* [Work to complete] Pick out the lines below that include the string "Schweizer".

(Data entries)
▶

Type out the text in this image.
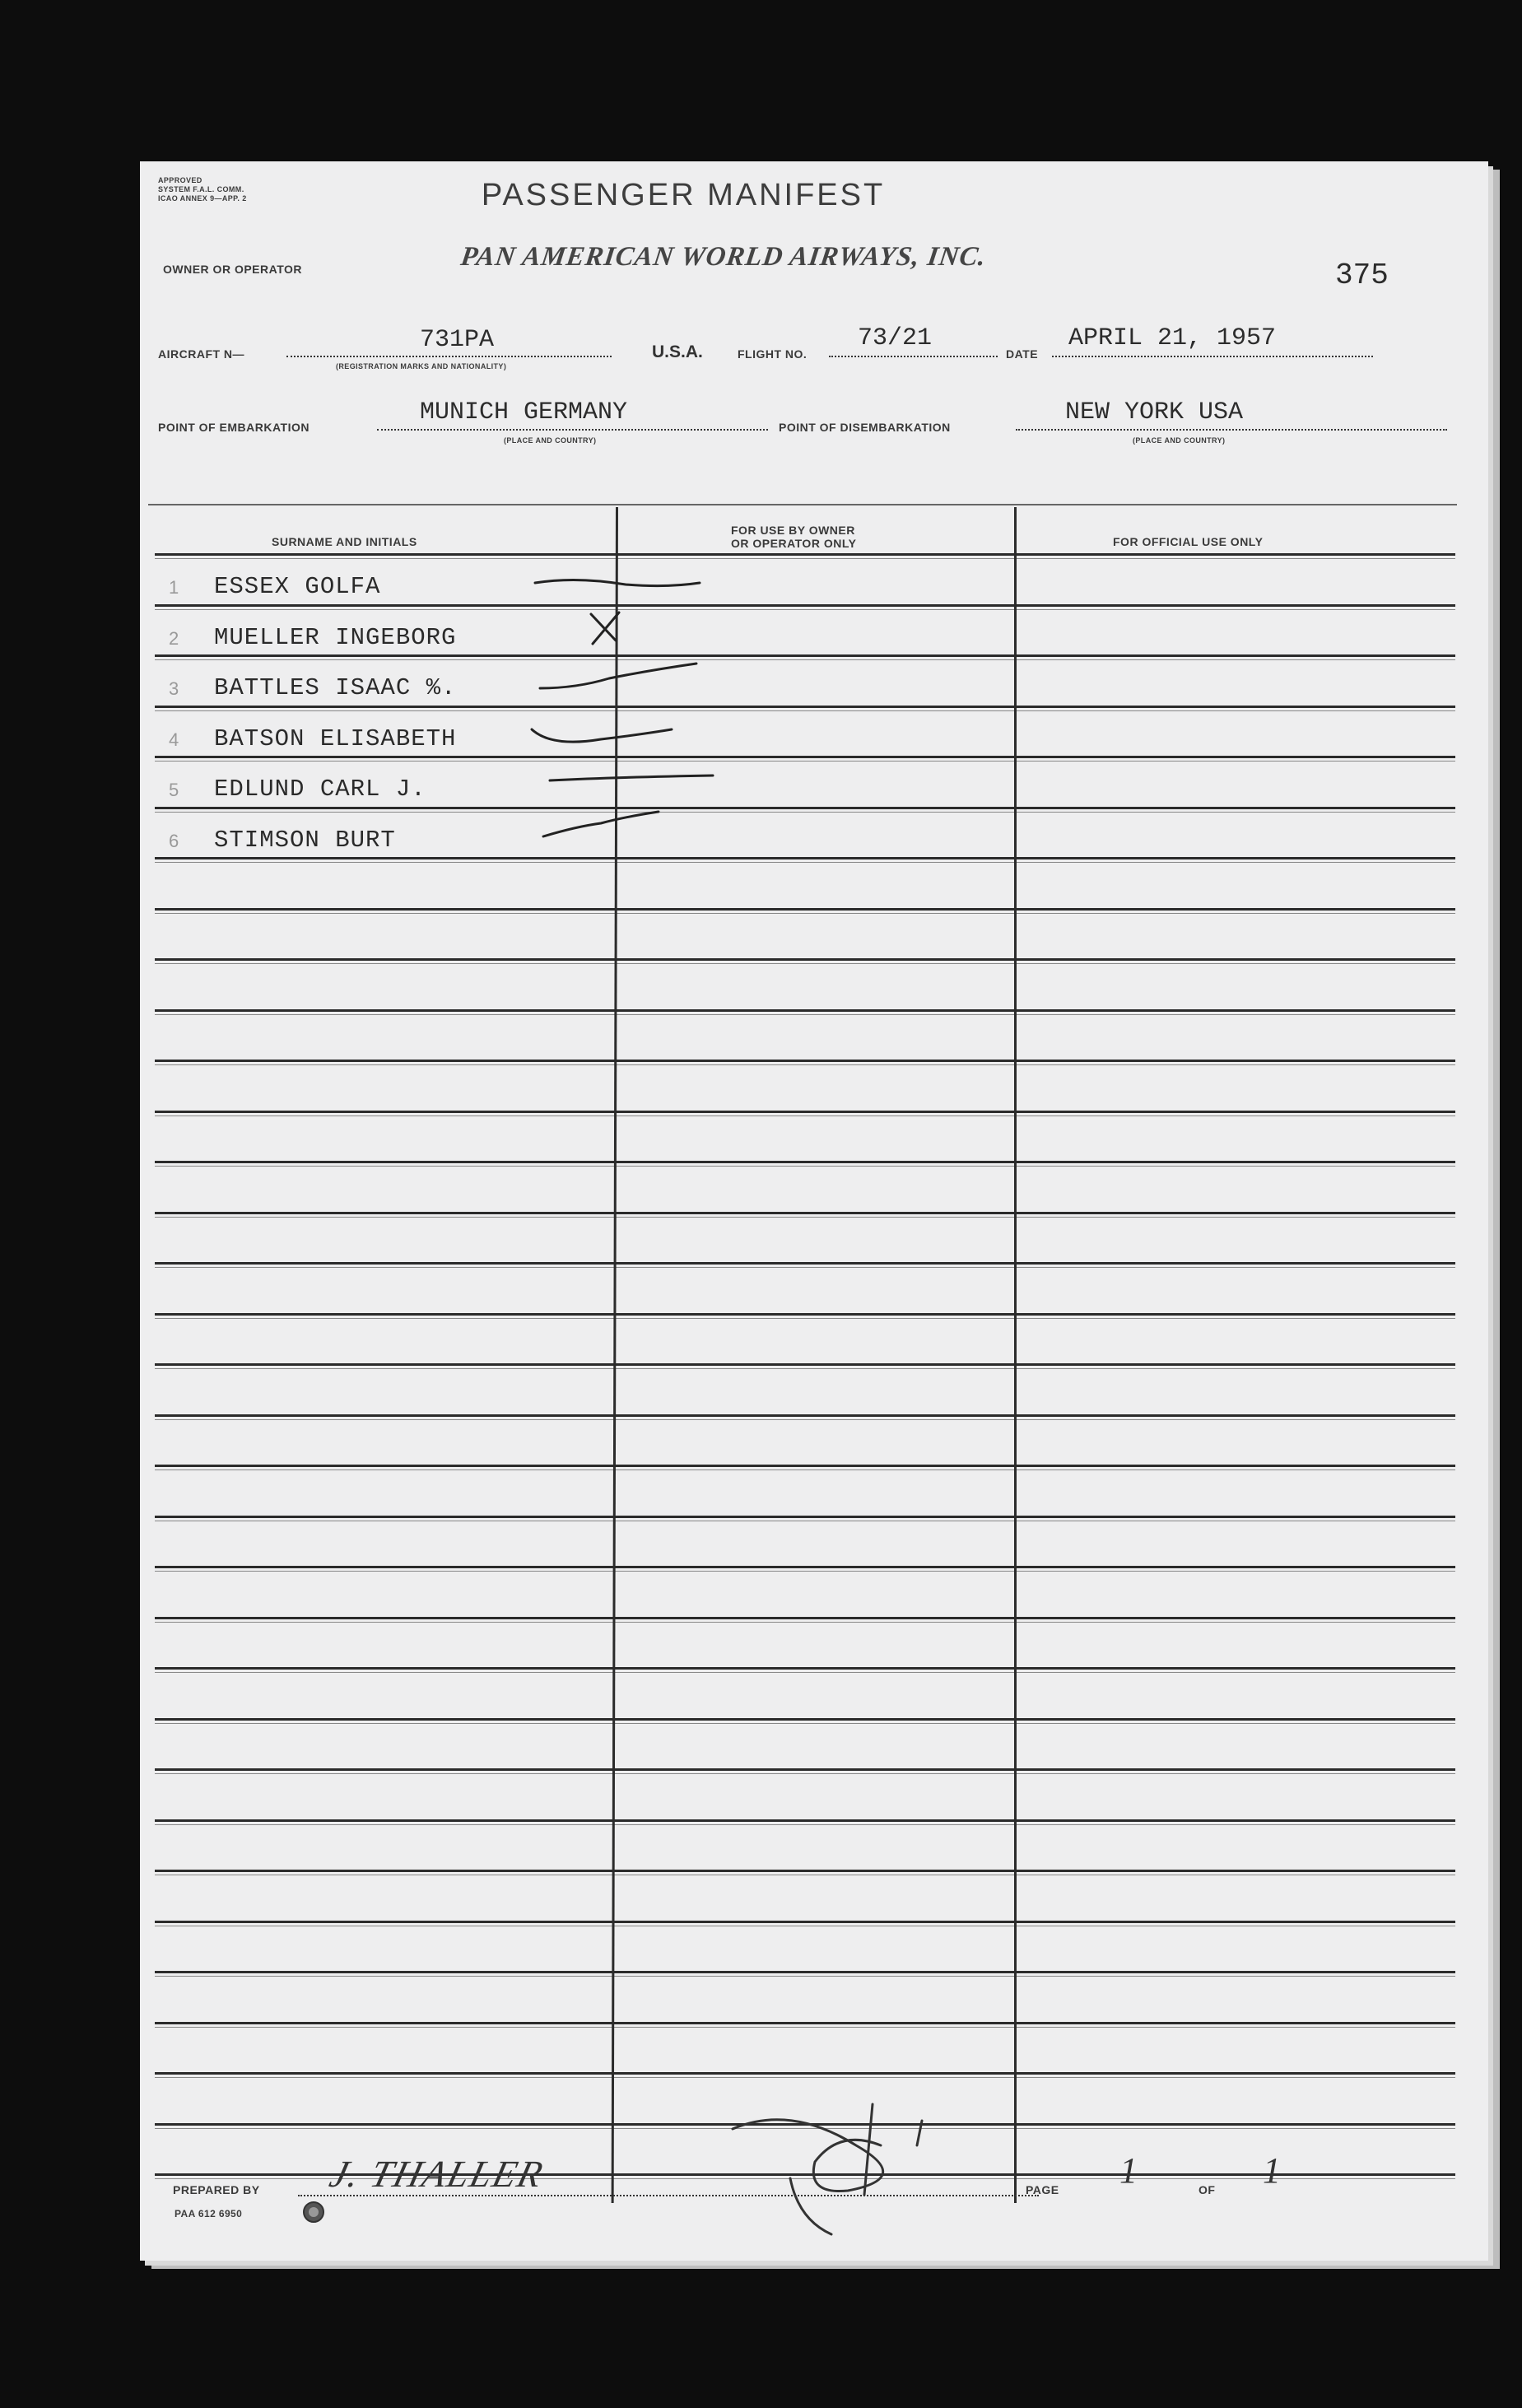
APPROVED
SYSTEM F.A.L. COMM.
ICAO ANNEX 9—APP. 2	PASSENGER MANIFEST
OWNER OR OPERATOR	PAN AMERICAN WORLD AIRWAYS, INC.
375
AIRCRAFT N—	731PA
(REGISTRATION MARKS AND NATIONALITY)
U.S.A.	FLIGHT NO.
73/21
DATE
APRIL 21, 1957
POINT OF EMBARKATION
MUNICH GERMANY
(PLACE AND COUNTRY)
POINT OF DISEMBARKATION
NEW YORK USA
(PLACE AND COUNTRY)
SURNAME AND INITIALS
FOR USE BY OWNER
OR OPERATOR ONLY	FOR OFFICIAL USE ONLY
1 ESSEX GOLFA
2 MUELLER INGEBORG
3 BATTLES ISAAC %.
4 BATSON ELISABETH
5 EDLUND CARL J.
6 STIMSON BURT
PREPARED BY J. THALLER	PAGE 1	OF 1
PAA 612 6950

◀
▶

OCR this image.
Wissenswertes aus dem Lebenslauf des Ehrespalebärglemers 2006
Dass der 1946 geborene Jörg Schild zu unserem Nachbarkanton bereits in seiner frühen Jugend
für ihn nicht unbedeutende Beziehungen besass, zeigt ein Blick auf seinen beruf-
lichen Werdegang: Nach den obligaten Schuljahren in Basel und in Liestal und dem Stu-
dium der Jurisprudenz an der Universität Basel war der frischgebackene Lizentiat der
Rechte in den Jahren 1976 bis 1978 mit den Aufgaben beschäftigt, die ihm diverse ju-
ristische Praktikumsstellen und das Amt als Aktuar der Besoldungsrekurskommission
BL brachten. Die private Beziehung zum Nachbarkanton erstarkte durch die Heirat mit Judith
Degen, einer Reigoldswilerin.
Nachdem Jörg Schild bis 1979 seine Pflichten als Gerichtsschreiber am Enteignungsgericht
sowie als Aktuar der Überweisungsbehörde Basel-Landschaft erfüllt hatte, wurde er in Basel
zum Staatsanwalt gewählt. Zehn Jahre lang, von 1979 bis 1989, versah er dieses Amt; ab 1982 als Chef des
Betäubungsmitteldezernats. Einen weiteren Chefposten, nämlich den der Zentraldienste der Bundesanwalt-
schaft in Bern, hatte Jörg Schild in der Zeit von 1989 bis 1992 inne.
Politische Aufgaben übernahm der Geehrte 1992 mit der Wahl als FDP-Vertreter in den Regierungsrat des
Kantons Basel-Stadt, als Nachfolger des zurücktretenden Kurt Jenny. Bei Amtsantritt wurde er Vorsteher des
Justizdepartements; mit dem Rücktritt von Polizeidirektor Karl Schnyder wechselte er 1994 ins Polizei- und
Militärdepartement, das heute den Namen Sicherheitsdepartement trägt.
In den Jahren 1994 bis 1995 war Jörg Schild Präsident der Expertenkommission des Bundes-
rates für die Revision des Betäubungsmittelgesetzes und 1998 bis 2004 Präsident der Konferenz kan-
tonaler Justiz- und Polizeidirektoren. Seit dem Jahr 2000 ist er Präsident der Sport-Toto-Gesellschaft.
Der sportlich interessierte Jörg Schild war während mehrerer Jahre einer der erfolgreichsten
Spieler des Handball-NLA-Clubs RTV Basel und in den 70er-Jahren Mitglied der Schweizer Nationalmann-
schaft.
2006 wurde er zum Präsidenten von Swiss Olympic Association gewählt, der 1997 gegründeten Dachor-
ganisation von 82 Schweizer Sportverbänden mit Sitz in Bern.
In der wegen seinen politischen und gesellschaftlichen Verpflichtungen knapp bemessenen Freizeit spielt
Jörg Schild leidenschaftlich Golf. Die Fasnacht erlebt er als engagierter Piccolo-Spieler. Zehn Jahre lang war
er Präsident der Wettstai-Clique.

◀

* [Reply to the exercise]
Spieler des Handball-NLA-Clubs RTV Basel und in den 70er-Jahren Mitglied der Schweizer Nationalmann-
ganisation von 82 Schweizer Sportverbänden mit Sitz in Bern.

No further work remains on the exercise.